:: ROWS
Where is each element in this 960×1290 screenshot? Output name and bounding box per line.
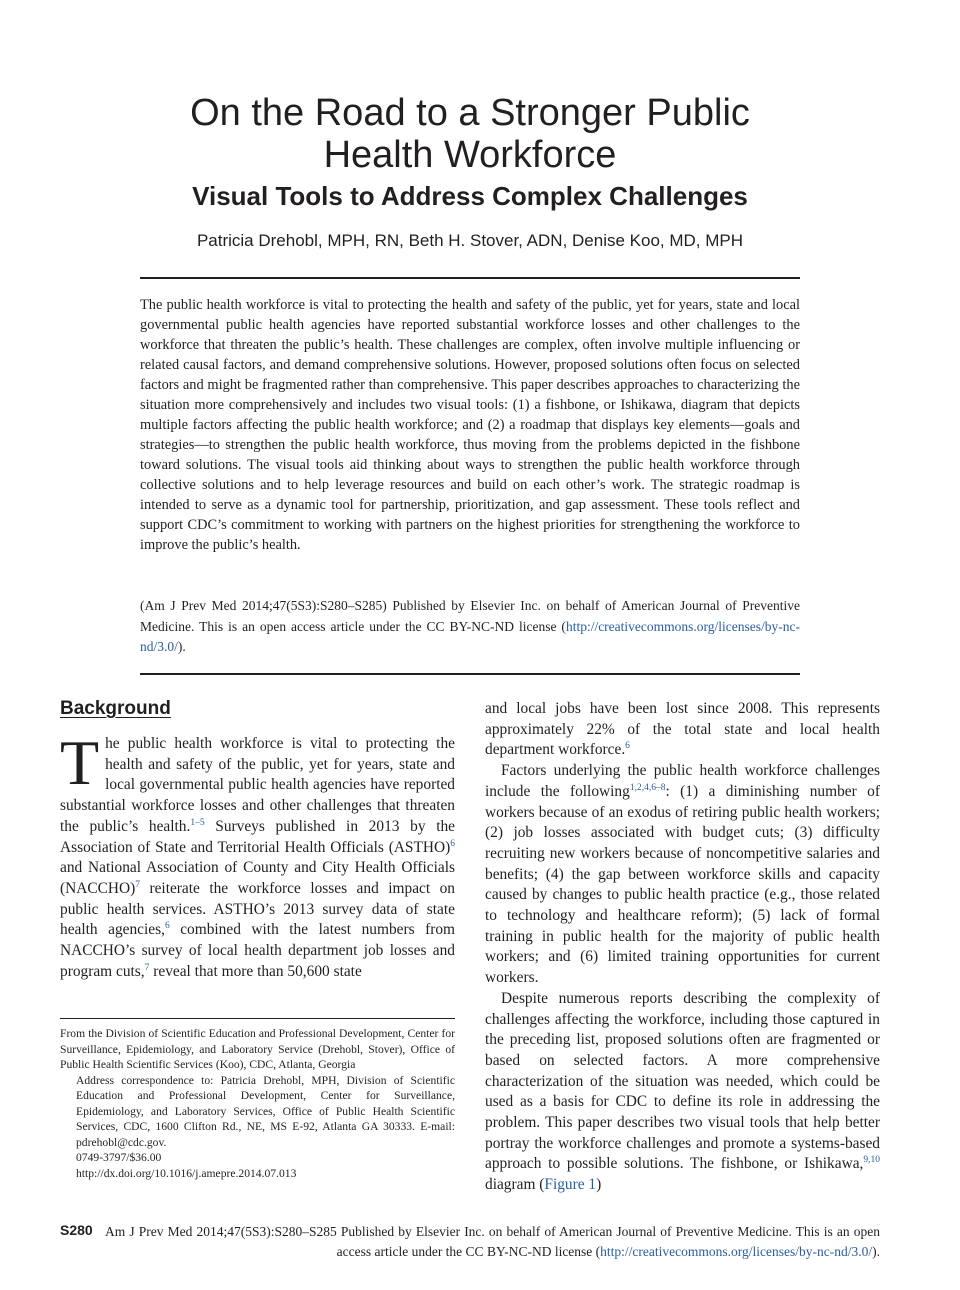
drop-cap: T (60, 727, 100, 798)
correspondence-note: Address correspondence to: Patricia Drehobl, MPH, Division of Scientific Education and Professional Development, Center for Surveillance, Epidemiology, and Laboratory Services, Office of Public Health Scientific Services, CDC, 1600 Clifton Rd., NE, MS E-92, Atlanta GA 30333. E-mail: pdrehobl@cdc.gov. (76, 1073, 455, 1149)
body-paragraph-1 (485, 699, 880, 761)
reference-link[interactable]: 1–5 (190, 817, 205, 828)
title-line-1: On the Road to a Stronger Public (190, 92, 750, 134)
body-text: and National Association of County and City Health Officials (NACCHO) (60, 859, 455, 897)
reference-link[interactable]: 6 (164, 921, 170, 932)
footnote-rule (60, 1018, 455, 1019)
section-heading-background: Background (60, 698, 171, 719)
page-footer (105, 1222, 880, 1261)
abstract-top-rule (140, 277, 800, 279)
body-text: Surveys published in 2013 by the Association of State and Territorial Health Officials (ASTHO) (60, 817, 455, 856)
article-subtitle: Visual Tools to Address Complex Challenges (192, 181, 748, 211)
abstract-citation (140, 596, 800, 658)
body-text: reveal that more than 50,600 state (149, 962, 362, 980)
footer-suffix: ). (872, 1243, 880, 1259)
page-number: S280 (60, 1222, 93, 1238)
left-column (60, 696, 455, 982)
right-column (485, 699, 880, 1196)
background-paragraph (60, 727, 456, 982)
citation-prefix: (Am J Prev Med 2014;47(5S3):S280–S285) Published by Elsevier Inc. on behalf of American Journal of Preventive Medicine. This is an open access article under the CC BY-NC-ND license ( (140, 598, 800, 634)
body-text: : (1) a diminishing number of workers because of an exodus of retiring public health workers; (2) job losses associated with budget cuts; (3) difficulty recruiting new workers because of noncompetitive salaries and benefits; (4) the gap between workforce skills and capacity caused by changes to public health practice (e.g., those related to technology and healthcare reform); (5) lack of formal training in public health for the majority of public health workers; and (6) limited training opportunities for current workers. (485, 782, 880, 987)
title-line-2: Health Workforce (323, 134, 617, 176)
abstract-bottom-rule (140, 673, 800, 675)
affiliation-note: From the Division of Scientific Education and Professional Development, Center for Surveillance, Epidemiology, and Laboratory Service (Drehobl, Stover), Office of Public Health Scientific Services (Koo), CDC, Atlanta, Georgia (60, 1027, 455, 1071)
body-text: diagram ( (485, 1176, 545, 1194)
reference-link[interactable]: 1,2,4,6–8 (629, 782, 666, 793)
reference-link[interactable]: 6 (625, 741, 630, 752)
article-title (80, 92, 860, 176)
body-text: ) (596, 1176, 602, 1194)
reference-link[interactable]: 7 (135, 879, 140, 890)
doi-note: http://dx.doi.org/10.1016/j.amepre.2014.07.013 (76, 1166, 297, 1180)
footer-license-link[interactable]: http://creativecommons.org/licenses/by-nc-nd/3.0/ (600, 1243, 873, 1259)
body-text: Despite numerous reports describing the complexity of challenges affecting the workforce, including those captured in the preceding list, proposed solutions often are fragmented or based on selected factors. A more comprehensive characterization of the situation was needed, which could be used as a basis for CDC to define its role in addressing the problem. This paper describes two visual tools that help better portray the workforce challenges and promote a systems-based approach to possible solutions. The fishbone, or Ishikawa, (485, 989, 880, 1173)
citation-suffix: ). (177, 639, 186, 654)
figure-link[interactable]: Figure 1 (544, 1176, 597, 1194)
license-link[interactable]: http://creativecommons.org/licenses/by-nc-nd/3.0/ (140, 618, 800, 654)
body-text: Factors underlying the public health workforce challenges include the following (485, 762, 880, 800)
body-text: and local jobs have been lost since 2008. This represents approximately 22% of the total state and local health department workforce. (485, 700, 880, 759)
footer-text: Am J Prev Med 2014;47(5S3):S280–S285 Published by Elsevier Inc. on behalf of American Journal of Preventive Medicine. This is an open access article under the CC BY-NC-ND license ( (105, 1224, 880, 1259)
footnotes (60, 1026, 455, 1181)
body-text: combined with the latest numbers from NACCHO’s survey of local health department job losses and program cuts, (60, 921, 456, 980)
issn-note: 0749-3797/$36.00 (76, 1151, 162, 1164)
abstract-text: The public health workforce is vital to protecting the health and safety of the public, yet for years, state and local governmental public health agencies have reported substantial workforce losses and other challenges to the workforce that threaten the public’s health. These challenges are complex, often involve multiple influencing or related causal factors, and demand comprehensive solutions. However, proposed solutions often focus on selected factors and might be fragmented rather than comprehensive. This paper describes approaches to characterizing the situation more comprehensively and includes two visual tools: (1) a fishbone, or Ishikawa, diagram that depicts multiple factors affecting the public health workforce; and (2) a roadmap that displays key elements—goals and strategies—to strengthen the public health workforce, thus moving from the problems depicted in the fishbone toward solutions. The visual tools aid thinking about ways to strengthen the public health workforce through collective solutions and to help leverage resources and build on each other’s work. The strategic roadmap is intended to serve as a dynamic tool for partnership, prioritization, and gap assessment. These tools reflect and support CDC’s commitment to working with partners on the highest priorities for strengthening the workforce to improve the public’s health. (140, 297, 800, 553)
body-text: he public health workforce is vital to protecting the health and safety of the public, yet for years, state and local governmental public health agencies have reported substantial workforce losses and other challenges that threaten the public’s health. (60, 735, 455, 835)
author-list: Patricia Drehobl, MPH, RN, Beth H. Stover, ADN, Denise Koo, MD, MPH (196, 231, 744, 250)
body-paragraph-3 (485, 989, 880, 1196)
reference-link[interactable]: 6 (450, 838, 455, 849)
reference-link[interactable]: 7 (144, 962, 150, 973)
reference-link[interactable]: 9,10 (863, 1155, 880, 1166)
body-paragraph-2 (485, 761, 880, 989)
body-text: reiterate the workforce losses and impact on public health services. ASTHO’s 2013 survey data of state health agencies, (60, 879, 455, 939)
::::
WRITTEN INSTRUCTION: Reproduce the lines from the line with "drop-cap: T (60, 727, 100, 798)" to the line with "citation-prefix: (Am J" without any changes.

FINISHED TASK:
drop-cap: T (60, 727, 100, 798)
correspondence-note: Address correspondence to: Patricia Drehobl, MPH, Division of Scientific Education and Professional Development, Center for Surveillance, Epidemiology, and Laboratory Services, Office of Public Health Scientific Services, CDC, 1600 Clifton Rd., NE, MS E-92, Atlanta GA 30333. E-mail: pdrehobl@cdc.gov. (76, 1073, 455, 1149)
body-paragraph-1 (485, 699, 880, 761)
reference-link[interactable]: 1–5 (190, 817, 205, 828)
title-line-1: On the Road to a Stronger Public (190, 92, 750, 134)
body-text: and National Association of County and City Health Officials (NACCHO) (60, 859, 455, 897)
reference-link[interactable]: 6 (164, 921, 170, 932)
footnote-rule (60, 1018, 455, 1019)
section-heading-background: Background (60, 698, 171, 719)
page-footer (105, 1222, 880, 1261)
abstract-top-rule (140, 277, 800, 279)
body-text: Surveys published in 2013 by the Association of State and Territorial Health Officials (ASTHO) (60, 817, 455, 856)
article-subtitle: Visual Tools to Address Complex Challenges (192, 181, 748, 211)
abstract-citation (140, 596, 800, 658)
body-text: reveal that more than 50,600 state (149, 962, 362, 980)
footer-suffix: ). (872, 1243, 880, 1259)
page-number: S280 (60, 1222, 93, 1238)
left-column (60, 696, 455, 982)
right-column (485, 699, 880, 1196)
background-paragraph (60, 727, 456, 982)
citation-prefix: (Am J Prev Med 2014;47(5S3):S280–S285) Published by Elsevier Inc. on behalf of American Journal of Preventive Medicine. This is an open access article under the CC BY-NC-ND license ( (140, 598, 800, 634)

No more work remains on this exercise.